[Recorded data]
((
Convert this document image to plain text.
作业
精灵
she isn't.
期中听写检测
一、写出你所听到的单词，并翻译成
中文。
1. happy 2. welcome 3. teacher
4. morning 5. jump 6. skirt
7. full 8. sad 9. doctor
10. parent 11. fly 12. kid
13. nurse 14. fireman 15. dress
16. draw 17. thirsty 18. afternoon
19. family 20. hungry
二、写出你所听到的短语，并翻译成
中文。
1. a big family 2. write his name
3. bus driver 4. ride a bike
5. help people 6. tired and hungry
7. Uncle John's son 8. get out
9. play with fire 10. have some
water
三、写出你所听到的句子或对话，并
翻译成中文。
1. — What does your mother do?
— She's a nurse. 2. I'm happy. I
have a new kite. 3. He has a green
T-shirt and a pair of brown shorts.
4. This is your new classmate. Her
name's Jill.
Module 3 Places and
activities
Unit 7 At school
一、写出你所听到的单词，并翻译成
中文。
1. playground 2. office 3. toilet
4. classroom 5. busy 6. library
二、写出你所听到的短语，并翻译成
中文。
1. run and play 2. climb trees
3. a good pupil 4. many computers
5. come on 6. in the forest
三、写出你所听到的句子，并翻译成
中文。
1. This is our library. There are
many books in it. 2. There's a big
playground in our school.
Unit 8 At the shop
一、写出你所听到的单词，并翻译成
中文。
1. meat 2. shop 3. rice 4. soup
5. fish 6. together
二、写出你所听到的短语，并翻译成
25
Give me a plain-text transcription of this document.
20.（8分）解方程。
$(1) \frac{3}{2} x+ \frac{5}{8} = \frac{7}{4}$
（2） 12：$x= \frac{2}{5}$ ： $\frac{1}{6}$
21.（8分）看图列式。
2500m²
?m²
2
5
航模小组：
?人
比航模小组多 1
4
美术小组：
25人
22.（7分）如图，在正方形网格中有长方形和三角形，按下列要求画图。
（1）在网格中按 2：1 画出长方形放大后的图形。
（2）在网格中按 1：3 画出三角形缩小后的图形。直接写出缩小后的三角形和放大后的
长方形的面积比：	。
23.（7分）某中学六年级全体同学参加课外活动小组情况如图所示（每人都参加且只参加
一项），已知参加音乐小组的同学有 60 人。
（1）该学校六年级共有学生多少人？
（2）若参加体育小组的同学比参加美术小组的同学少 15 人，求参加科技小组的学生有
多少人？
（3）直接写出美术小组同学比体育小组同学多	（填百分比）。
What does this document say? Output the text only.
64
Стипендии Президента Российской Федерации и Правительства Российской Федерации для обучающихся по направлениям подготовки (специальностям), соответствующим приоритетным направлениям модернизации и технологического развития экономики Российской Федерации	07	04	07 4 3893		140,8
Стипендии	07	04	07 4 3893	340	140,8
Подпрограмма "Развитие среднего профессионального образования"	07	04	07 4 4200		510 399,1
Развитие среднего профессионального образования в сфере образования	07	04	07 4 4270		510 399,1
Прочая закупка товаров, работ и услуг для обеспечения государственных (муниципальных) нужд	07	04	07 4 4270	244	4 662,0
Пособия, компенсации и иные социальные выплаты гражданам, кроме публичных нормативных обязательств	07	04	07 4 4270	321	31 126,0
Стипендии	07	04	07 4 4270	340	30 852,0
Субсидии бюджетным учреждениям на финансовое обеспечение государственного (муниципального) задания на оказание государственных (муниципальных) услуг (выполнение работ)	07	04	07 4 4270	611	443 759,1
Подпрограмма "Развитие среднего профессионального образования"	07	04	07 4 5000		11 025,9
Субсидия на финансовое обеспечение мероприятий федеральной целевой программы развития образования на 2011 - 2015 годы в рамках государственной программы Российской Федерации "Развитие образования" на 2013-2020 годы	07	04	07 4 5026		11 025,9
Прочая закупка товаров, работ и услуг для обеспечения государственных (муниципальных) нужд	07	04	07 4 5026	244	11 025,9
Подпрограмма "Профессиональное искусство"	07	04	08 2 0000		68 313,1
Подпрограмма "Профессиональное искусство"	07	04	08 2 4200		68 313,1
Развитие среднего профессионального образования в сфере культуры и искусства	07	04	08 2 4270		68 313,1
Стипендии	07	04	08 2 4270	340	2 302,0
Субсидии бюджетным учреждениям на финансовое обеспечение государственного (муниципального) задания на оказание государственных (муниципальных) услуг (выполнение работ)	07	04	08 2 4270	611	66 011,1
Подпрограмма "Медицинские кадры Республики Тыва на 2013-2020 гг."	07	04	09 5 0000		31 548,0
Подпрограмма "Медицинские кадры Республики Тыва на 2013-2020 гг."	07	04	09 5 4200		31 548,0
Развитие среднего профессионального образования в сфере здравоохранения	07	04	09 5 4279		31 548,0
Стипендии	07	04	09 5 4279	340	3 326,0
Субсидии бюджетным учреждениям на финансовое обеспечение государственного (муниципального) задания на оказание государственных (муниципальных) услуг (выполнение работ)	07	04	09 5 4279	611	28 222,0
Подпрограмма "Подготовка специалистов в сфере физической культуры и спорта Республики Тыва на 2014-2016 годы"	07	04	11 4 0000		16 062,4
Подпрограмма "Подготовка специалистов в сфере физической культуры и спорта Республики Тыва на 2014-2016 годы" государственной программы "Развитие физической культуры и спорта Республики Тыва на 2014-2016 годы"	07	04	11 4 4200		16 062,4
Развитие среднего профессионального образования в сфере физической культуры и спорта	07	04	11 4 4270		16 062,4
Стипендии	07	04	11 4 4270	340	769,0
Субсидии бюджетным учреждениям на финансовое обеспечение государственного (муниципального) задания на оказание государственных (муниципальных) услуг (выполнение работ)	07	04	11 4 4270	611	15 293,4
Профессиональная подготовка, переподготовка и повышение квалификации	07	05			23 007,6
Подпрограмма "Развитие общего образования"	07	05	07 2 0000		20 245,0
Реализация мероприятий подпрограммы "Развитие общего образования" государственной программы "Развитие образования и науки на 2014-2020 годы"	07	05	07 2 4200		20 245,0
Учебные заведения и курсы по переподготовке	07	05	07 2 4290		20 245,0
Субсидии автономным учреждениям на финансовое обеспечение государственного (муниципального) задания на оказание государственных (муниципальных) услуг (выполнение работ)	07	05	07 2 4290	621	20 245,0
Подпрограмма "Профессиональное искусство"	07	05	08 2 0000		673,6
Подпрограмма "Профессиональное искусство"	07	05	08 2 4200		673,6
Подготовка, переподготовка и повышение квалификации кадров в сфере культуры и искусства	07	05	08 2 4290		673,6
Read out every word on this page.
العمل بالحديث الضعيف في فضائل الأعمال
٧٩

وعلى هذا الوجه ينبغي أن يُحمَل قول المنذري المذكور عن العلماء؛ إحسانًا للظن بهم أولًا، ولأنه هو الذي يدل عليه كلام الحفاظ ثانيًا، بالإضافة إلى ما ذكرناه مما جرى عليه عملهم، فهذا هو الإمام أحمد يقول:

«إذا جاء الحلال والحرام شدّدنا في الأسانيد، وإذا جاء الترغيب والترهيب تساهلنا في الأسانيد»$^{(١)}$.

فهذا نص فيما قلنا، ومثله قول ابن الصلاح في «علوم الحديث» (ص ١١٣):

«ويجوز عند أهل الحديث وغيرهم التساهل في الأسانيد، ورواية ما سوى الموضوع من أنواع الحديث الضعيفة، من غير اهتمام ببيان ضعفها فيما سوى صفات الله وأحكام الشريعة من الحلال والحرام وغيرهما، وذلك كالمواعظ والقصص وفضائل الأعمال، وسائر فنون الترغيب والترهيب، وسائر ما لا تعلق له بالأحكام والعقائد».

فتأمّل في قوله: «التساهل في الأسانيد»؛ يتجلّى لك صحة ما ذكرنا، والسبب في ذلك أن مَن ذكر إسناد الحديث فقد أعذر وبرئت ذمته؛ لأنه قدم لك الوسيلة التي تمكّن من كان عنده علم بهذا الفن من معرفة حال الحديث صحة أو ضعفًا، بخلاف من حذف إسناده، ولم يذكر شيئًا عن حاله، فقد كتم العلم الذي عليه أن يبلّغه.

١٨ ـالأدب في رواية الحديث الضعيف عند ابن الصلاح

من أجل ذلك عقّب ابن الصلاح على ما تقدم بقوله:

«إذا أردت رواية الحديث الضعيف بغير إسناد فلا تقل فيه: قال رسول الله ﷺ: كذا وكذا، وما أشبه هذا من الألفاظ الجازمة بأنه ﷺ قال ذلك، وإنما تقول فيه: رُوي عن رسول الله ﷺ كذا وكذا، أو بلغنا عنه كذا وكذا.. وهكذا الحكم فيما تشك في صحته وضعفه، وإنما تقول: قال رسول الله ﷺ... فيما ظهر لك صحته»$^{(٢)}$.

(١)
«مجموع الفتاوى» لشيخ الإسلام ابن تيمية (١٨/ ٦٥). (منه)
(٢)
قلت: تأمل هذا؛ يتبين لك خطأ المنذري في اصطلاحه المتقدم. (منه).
))
#### WORK TO BE COMPLETED
Lines containing the word "والترهيب" must all be returned from the material above.

#### TASK RESPONSE
«إذا جاء الحلال والحرام شدّدنا في الأسانيد، وإذا جاء الترغيب والترهيب تساهلنا في الأسانيد»$^{(١)}$.
«ويجوز عند أهل الحديث وغيرهم التساهل في الأسانيد، ورواية ما سوى الموضوع من أنواع الحديث الضعيفة، من غير اهتمام ببيان ضعفها فيما سوى صفات الله وأحكام الشريعة من الحلال والحرام وغيرهما، وذلك كالمواعظ والقصص وفضائل الأعمال، وسائر فنون الترغيب والترهيب، وسائر ما لا تعلق له بالأحكام والعقائد».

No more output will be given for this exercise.